Challenge: Copy each line exactly. Drop every picture.

Records to use:
+++

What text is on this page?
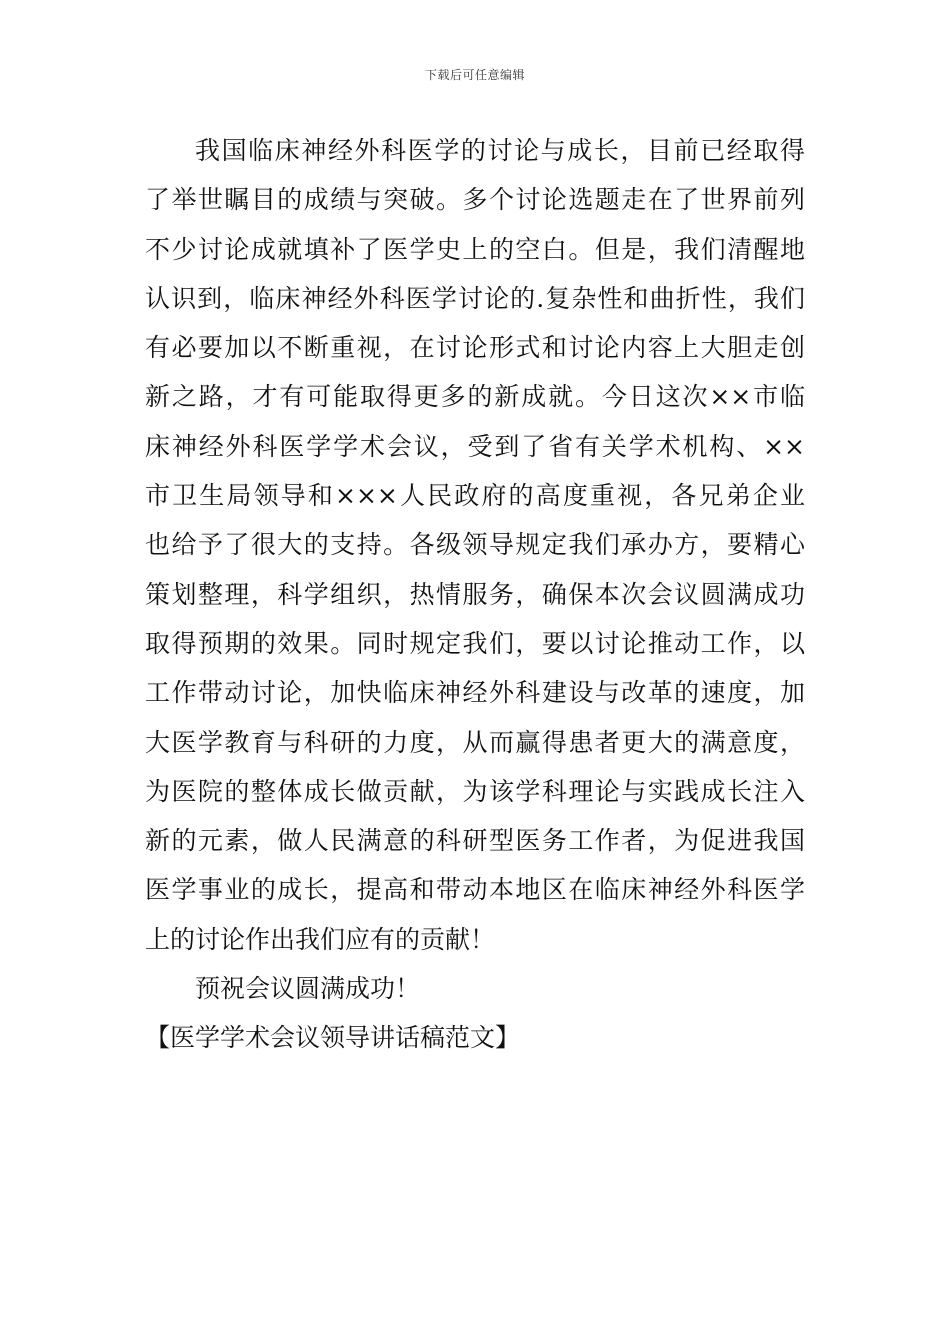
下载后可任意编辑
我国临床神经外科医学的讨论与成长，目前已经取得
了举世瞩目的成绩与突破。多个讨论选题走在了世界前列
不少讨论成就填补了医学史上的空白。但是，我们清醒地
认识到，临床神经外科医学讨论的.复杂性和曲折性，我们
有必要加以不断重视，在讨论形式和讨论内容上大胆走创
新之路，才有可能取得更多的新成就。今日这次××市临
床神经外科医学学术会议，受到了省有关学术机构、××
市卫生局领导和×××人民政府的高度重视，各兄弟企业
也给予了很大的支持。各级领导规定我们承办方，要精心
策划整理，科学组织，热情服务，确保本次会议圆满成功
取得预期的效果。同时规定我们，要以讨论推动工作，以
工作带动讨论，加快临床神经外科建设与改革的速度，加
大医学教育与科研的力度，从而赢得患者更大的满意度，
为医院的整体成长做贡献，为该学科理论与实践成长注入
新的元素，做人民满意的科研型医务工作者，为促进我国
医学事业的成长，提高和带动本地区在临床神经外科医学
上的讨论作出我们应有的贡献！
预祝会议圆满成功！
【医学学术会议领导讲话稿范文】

+++

Answer below:
What text is on this page?
下载后可任意编辑
我国临床神经外科医学的讨论与成长，目前已经取得
了举世瞩目的成绩与突破。多个讨论选题走在了世界前列
不少讨论成就填补了医学史上的空白。但是，我们清醒地
认识到，临床神经外科医学讨论的.复杂性和曲折性，我们
有必要加以不断重视，在讨论形式和讨论内容上大胆走创
新之路，才有可能取得更多的新成就。今日这次××市临
床神经外科医学学术会议，受到了省有关学术机构、××
市卫生局领导和×××人民政府的高度重视，各兄弟企业
也给予了很大的支持。各级领导规定我们承办方，要精心
策划整理，科学组织，热情服务，确保本次会议圆满成功
取得预期的效果。同时规定我们，要以讨论推动工作，以
工作带动讨论，加快临床神经外科建设与改革的速度，加
大医学教育与科研的力度，从而赢得患者更大的满意度，
为医院的整体成长做贡献，为该学科理论与实践成长注入
新的元素，做人民满意的科研型医务工作者，为促进我国
医学事业的成长，提高和带动本地区在临床神经外科医学
上的讨论作出我们应有的贡献！
预祝会议圆满成功！
【医学学术会议领导讲话稿范文】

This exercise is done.